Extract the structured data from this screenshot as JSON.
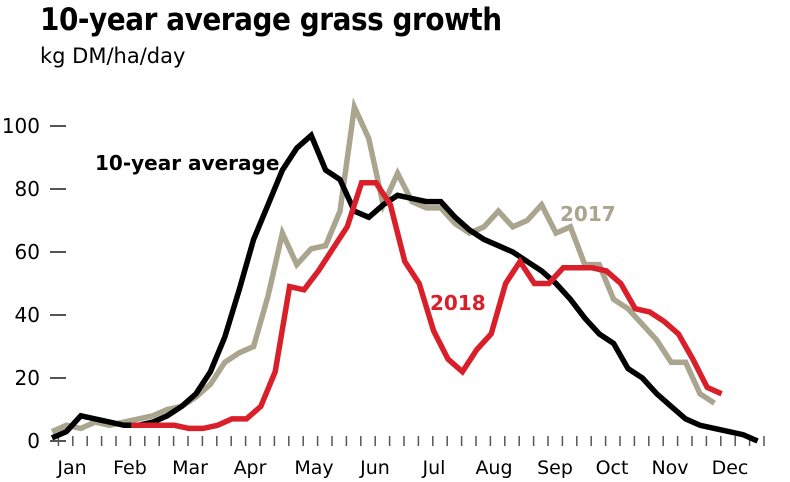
{
  "chart_data": {
    "type": "line",
    "title": "10-year average grass growth",
    "subtitle": "kg DM/ha/day",
    "xlabel": "",
    "ylabel": "kg DM/ha/day",
    "ylim": [
      0,
      110
    ],
    "yticks": [
      0,
      20,
      40,
      60,
      80,
      100
    ],
    "ytick_labels": [
      "0",
      "20",
      "40",
      "60",
      "80",
      "100"
    ],
    "x_unit": "week of year",
    "xlim": [
      0,
      50
    ],
    "month_labels": [
      "Jan",
      "Feb",
      "Mar",
      "Apr",
      "May",
      "Jun",
      "Jul",
      "Aug",
      "Sep",
      "Oct",
      "Nov",
      "Dec"
    ],
    "grid": false,
    "series": [
      {
        "name": "10-year average",
        "label": "10-year average",
        "color": "#000000",
        "start_week": 0,
        "values": [
          1,
          3,
          8,
          7,
          6,
          5,
          5,
          6,
          8,
          11,
          15,
          22,
          33,
          48,
          64,
          75,
          86,
          93,
          97,
          86,
          83,
          73,
          71,
          75,
          78,
          77,
          76,
          76,
          71,
          67,
          64,
          62,
          60,
          57,
          54,
          50,
          45,
          39,
          34,
          31,
          23,
          20,
          15,
          11,
          7,
          5,
          4,
          3,
          2,
          0
        ]
      },
      {
        "name": "2017",
        "label": "2017",
        "color": "#a9a58e",
        "start_week": 0,
        "values": [
          3,
          5,
          4,
          6,
          5,
          6,
          7,
          8,
          10,
          11,
          14,
          18,
          25,
          28,
          30,
          46,
          66,
          56,
          61,
          62,
          73,
          106,
          96,
          75,
          85,
          76,
          74,
          74,
          69,
          66,
          68,
          73,
          68,
          70,
          75,
          66,
          68,
          56,
          56,
          45,
          42,
          37,
          32,
          25,
          25,
          15,
          12
        ]
      },
      {
        "name": "2018",
        "label": "2018",
        "color": "#d9202a",
        "start_week": 5.5,
        "values": [
          5,
          5,
          5,
          5,
          4,
          4,
          5,
          7,
          7,
          11,
          22,
          49,
          48,
          54,
          61,
          68,
          82,
          82,
          75,
          57,
          50,
          35,
          26,
          22,
          29,
          34,
          50,
          57,
          50,
          50,
          55,
          55,
          55,
          54,
          50,
          42,
          41,
          38,
          34,
          26,
          17,
          15
        ]
      }
    ]
  }
}
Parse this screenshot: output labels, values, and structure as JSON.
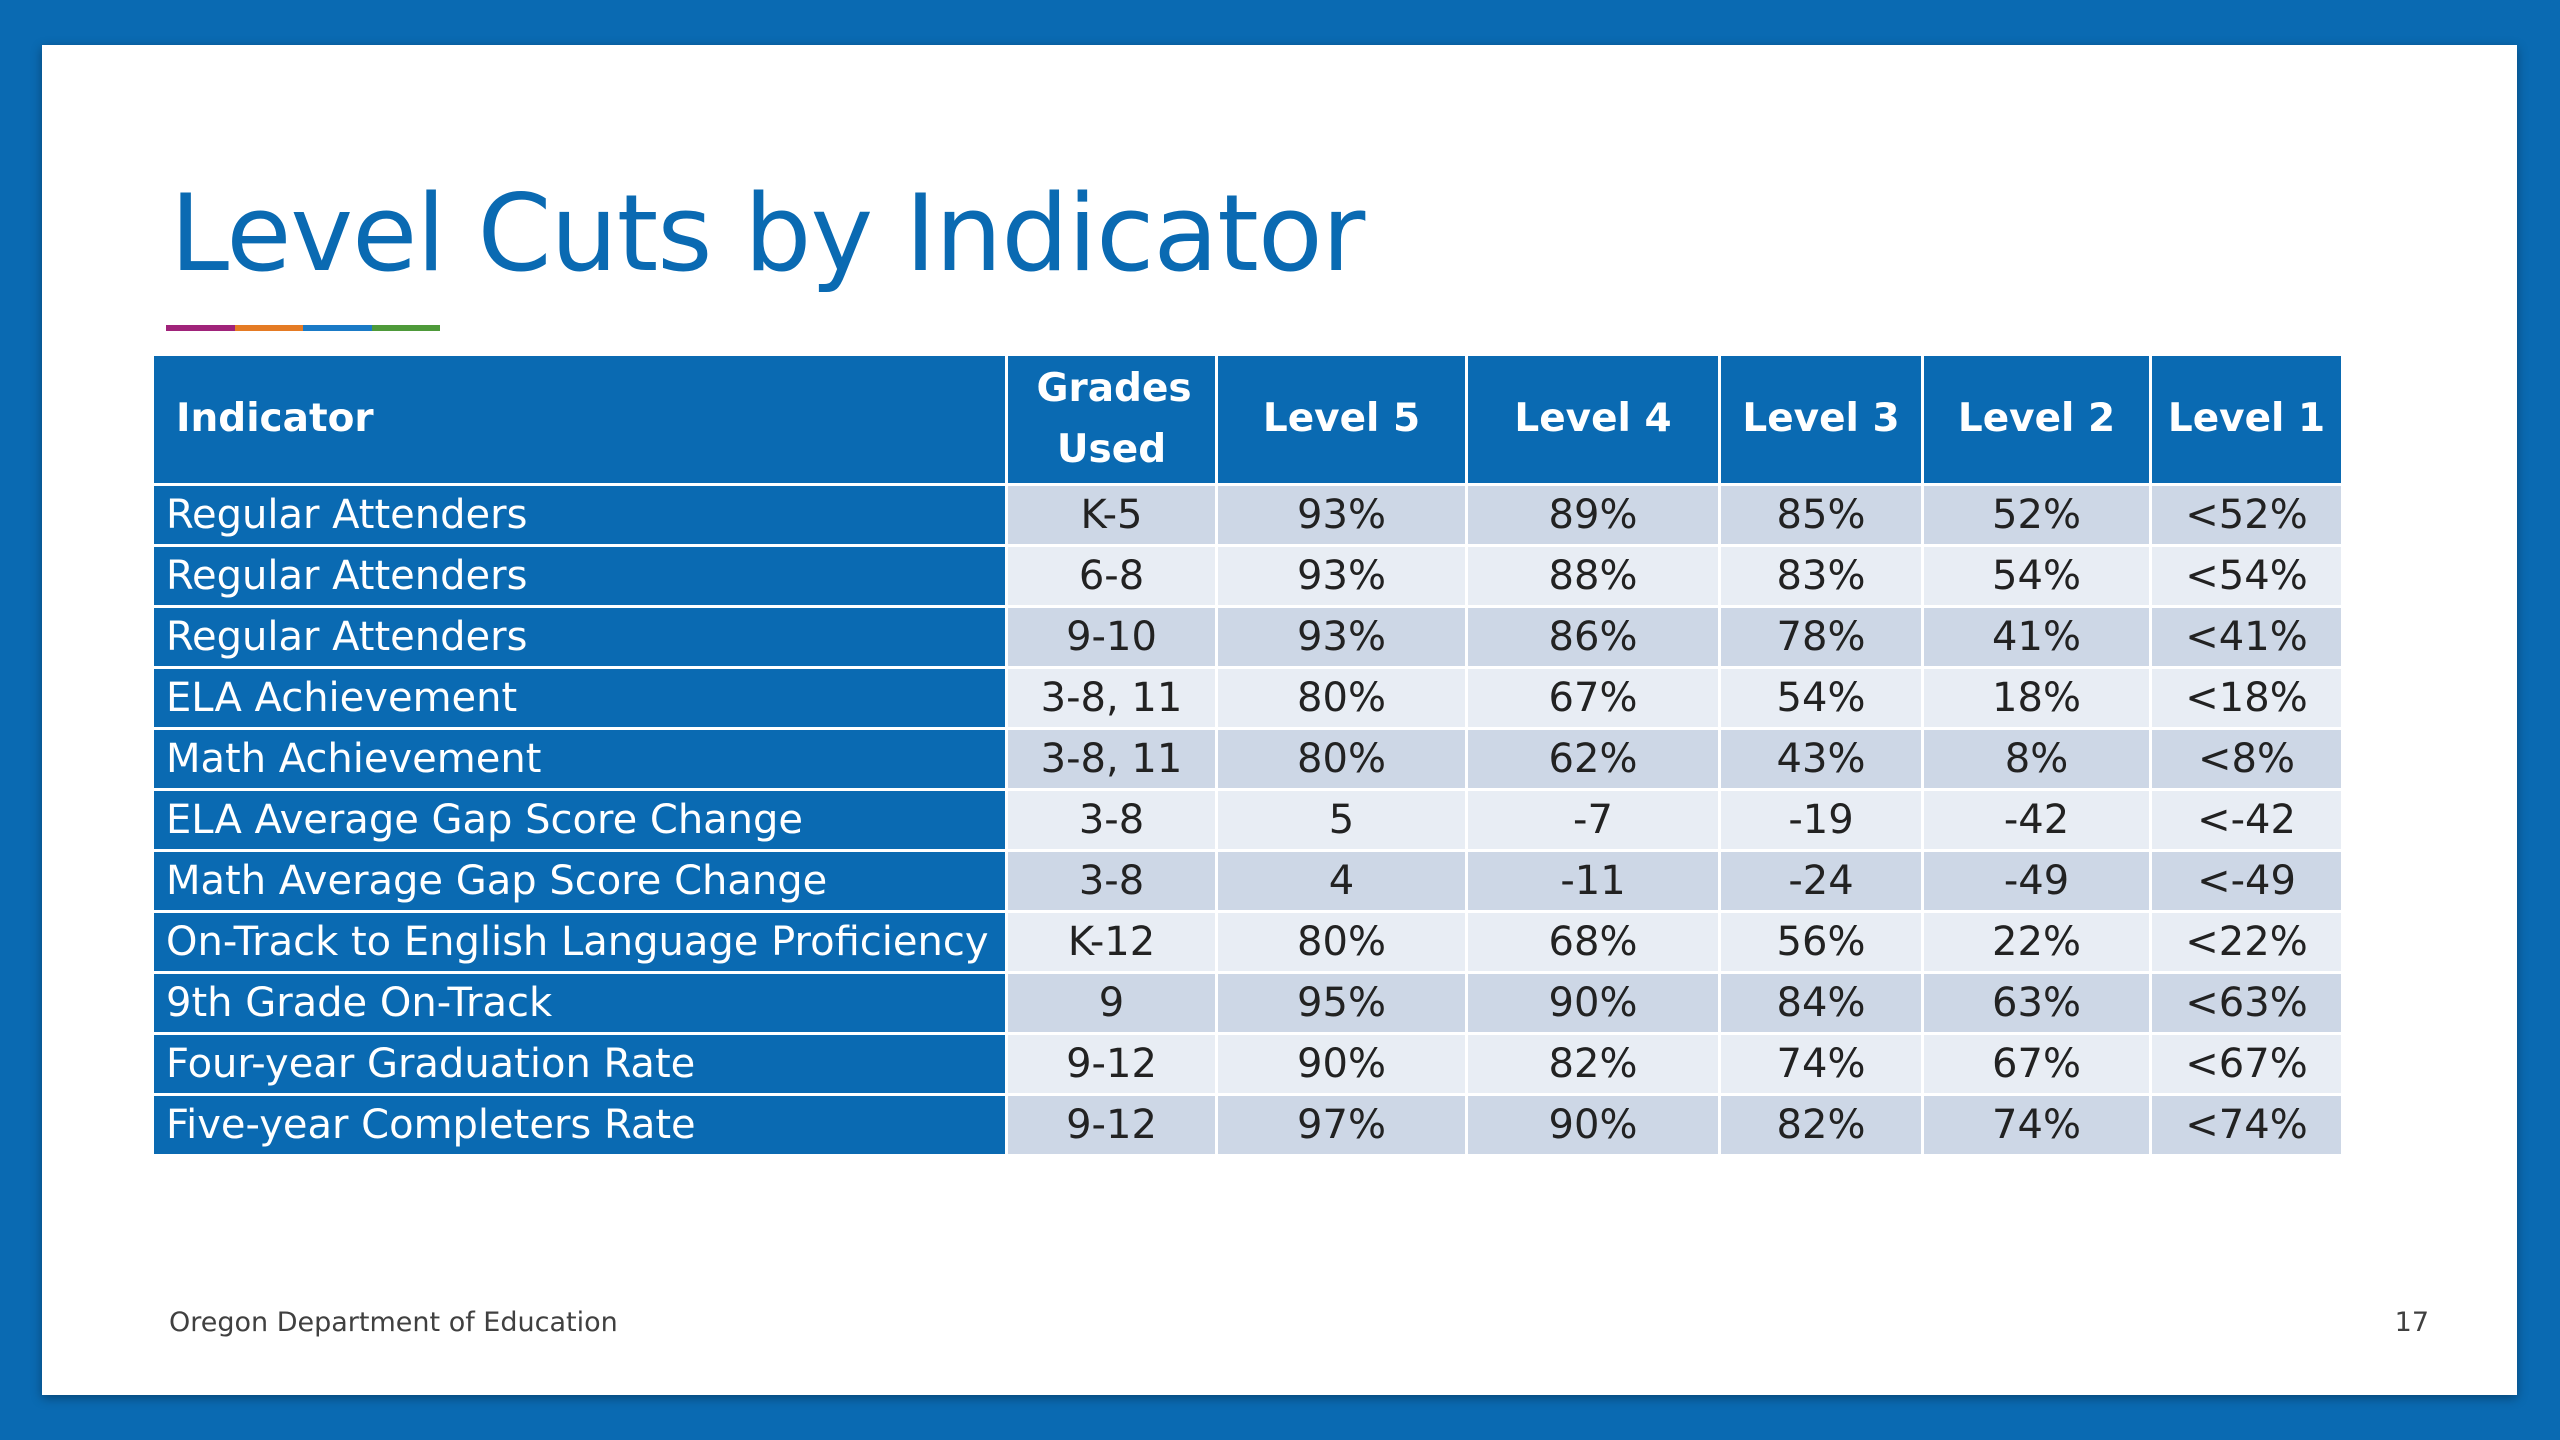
{
  "slide": {
    "title": "Level Cuts by Indicator",
    "accent_colors": [
      "#a0237a",
      "#e57b24",
      "#1a7ac6",
      "#4e9a3a"
    ],
    "footer_org": "Oregon Department of Education",
    "page_number": "17"
  },
  "table": {
    "columns": [
      "Indicator",
      "Grades Used",
      "Level 5",
      "Level 4",
      "Level 3",
      "Level 2",
      "Level 1"
    ],
    "rows": [
      [
        "Regular Attenders",
        "K-5",
        "93%",
        "89%",
        "85%",
        "52%",
        "<52%"
      ],
      [
        "Regular Attenders",
        "6-8",
        "93%",
        "88%",
        "83%",
        "54%",
        "<54%"
      ],
      [
        "Regular Attenders",
        "9-10",
        "93%",
        "86%",
        "78%",
        "41%",
        "<41%"
      ],
      [
        "ELA Achievement",
        "3-8, 11",
        "80%",
        "67%",
        "54%",
        "18%",
        "<18%"
      ],
      [
        "Math Achievement",
        "3-8, 11",
        "80%",
        "62%",
        "43%",
        "8%",
        "<8%"
      ],
      [
        "ELA Average Gap Score Change",
        "3-8",
        "5",
        "-7",
        "-19",
        "-42",
        "<-42"
      ],
      [
        "Math Average Gap Score Change",
        "3-8",
        "4",
        "-11",
        "-24",
        "-49",
        "<-49"
      ],
      [
        "On-Track to English Language Proficiency",
        "K-12",
        "80%",
        "68%",
        "56%",
        "22%",
        "<22%"
      ],
      [
        "9th Grade On-Track",
        "9",
        "95%",
        "90%",
        "84%",
        "63%",
        "<63%"
      ],
      [
        "Four-year Graduation Rate",
        "9-12",
        "90%",
        "82%",
        "74%",
        "67%",
        "<67%"
      ],
      [
        "Five-year Completers Rate",
        "9-12",
        "97%",
        "90%",
        "82%",
        "74%",
        "<74%"
      ]
    ]
  },
  "colors": {
    "brand_blue": "#0a6ab2",
    "row_shade_dark": "#cdd7e6",
    "row_shade_light": "#e8edf4"
  }
}
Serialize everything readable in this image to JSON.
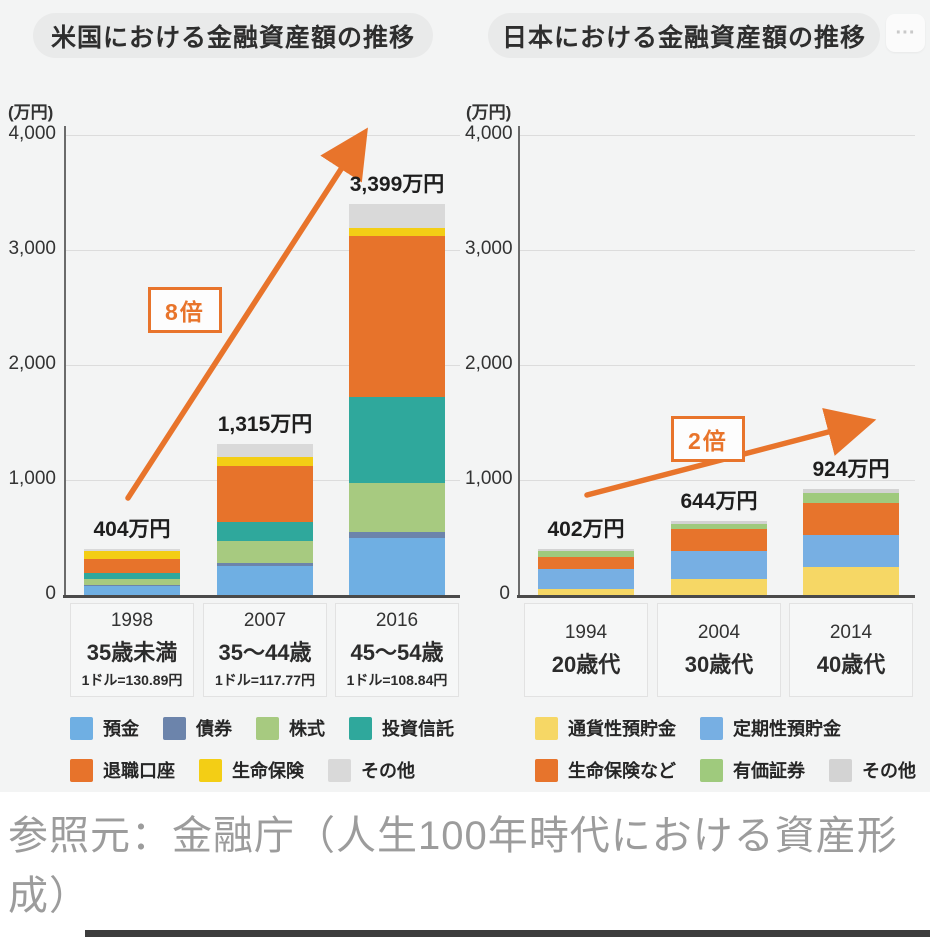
{
  "page": {
    "more_button_label": "···",
    "source_caption": "参照元：金融庁（人生100年時代における資産形成）"
  },
  "chart_data": [
    {
      "type": "bar",
      "stacked": true,
      "title": "米国における金融資産額の推移",
      "multiplier_note": "8倍",
      "y_axis": {
        "unit": "(万円)",
        "max": 4000,
        "ticks": [
          "4,000",
          "3,000",
          "2,000",
          "1,000",
          "0"
        ],
        "grid": true
      },
      "legend_position": "bottom",
      "series": [
        {
          "name": "預金",
          "color": "#6fafe3"
        },
        {
          "name": "債券",
          "color": "#6c84ab"
        },
        {
          "name": "株式",
          "color": "#a7ca80"
        },
        {
          "name": "投資信託",
          "color": "#2fa89c"
        },
        {
          "name": "退職口座",
          "color": "#e7732b"
        },
        {
          "name": "生命保険",
          "color": "#f3ce15"
        },
        {
          "name": "その他",
          "color": "#d9d9d9"
        }
      ],
      "legend_rows": [
        [
          0,
          1,
          2,
          3
        ],
        [
          4,
          5,
          6
        ]
      ],
      "bars": [
        {
          "label": "404万円",
          "total": 404,
          "year": "1998",
          "age_group": "35歳未満",
          "exchange_rate": "1ドル=130.89円",
          "values": [
            80,
            4,
            52,
            52,
            122,
            70,
            24
          ]
        },
        {
          "label": "1,315万円",
          "total": 1315,
          "year": "2007",
          "age_group": "35〜44歳",
          "exchange_rate": "1ドル=117.77円",
          "values": [
            255,
            26,
            191,
            165,
            487,
            78,
            113
          ]
        },
        {
          "label": "3,399万円",
          "total": 3399,
          "year": "2016",
          "age_group": "45〜54歳",
          "exchange_rate": "1ドル=108.84円",
          "values": [
            495,
            52,
            426,
            748,
            1400,
            70,
            208
          ]
        }
      ]
    },
    {
      "type": "bar",
      "stacked": true,
      "title": "日本における金融資産額の推移",
      "multiplier_note": "2倍",
      "y_axis": {
        "unit": "(万円)",
        "max": 4000,
        "ticks": [
          "4,000",
          "3,000",
          "2,000",
          "1,000",
          "0"
        ],
        "grid": true
      },
      "legend_position": "bottom",
      "series": [
        {
          "name": "通貨性預貯金",
          "color": "#f6d765"
        },
        {
          "name": "定期性預貯金",
          "color": "#77afe3"
        },
        {
          "name": "生命保険など",
          "color": "#e7742c"
        },
        {
          "name": "有価証券",
          "color": "#9fca7d"
        },
        {
          "name": "その他",
          "color": "#d3d3d3"
        }
      ],
      "legend_rows": [
        [
          0,
          1
        ],
        [
          2,
          3,
          4
        ]
      ],
      "bars": [
        {
          "label": "402万円",
          "total": 402,
          "year": "1994",
          "age_group": "20歳代",
          "values": [
            52,
            174,
            104,
            52,
            20
          ]
        },
        {
          "label": "644万円",
          "total": 644,
          "year": "2004",
          "age_group": "30歳代",
          "values": [
            139,
            243,
            191,
            45,
            26
          ]
        },
        {
          "label": "924万円",
          "total": 924,
          "year": "2014",
          "age_group": "40歳代",
          "values": [
            243,
            281,
            272,
            94,
            34
          ]
        }
      ]
    }
  ]
}
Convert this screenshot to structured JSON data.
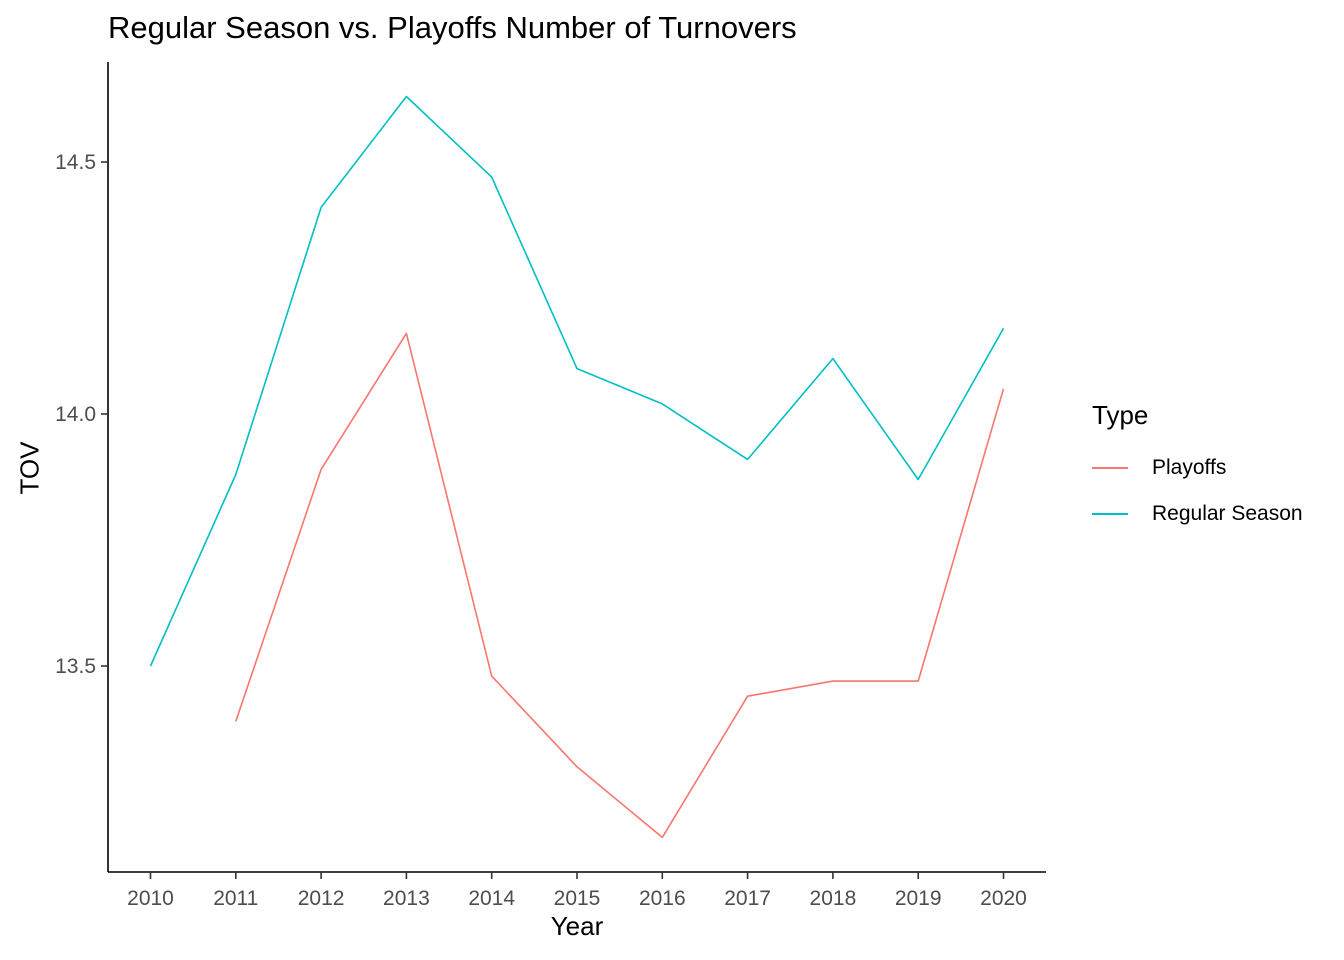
* * * * * * *
▸ Directive
Say, as a single number and nothing more, how many lines of the entries contain the word "Score".

▸ Reply
2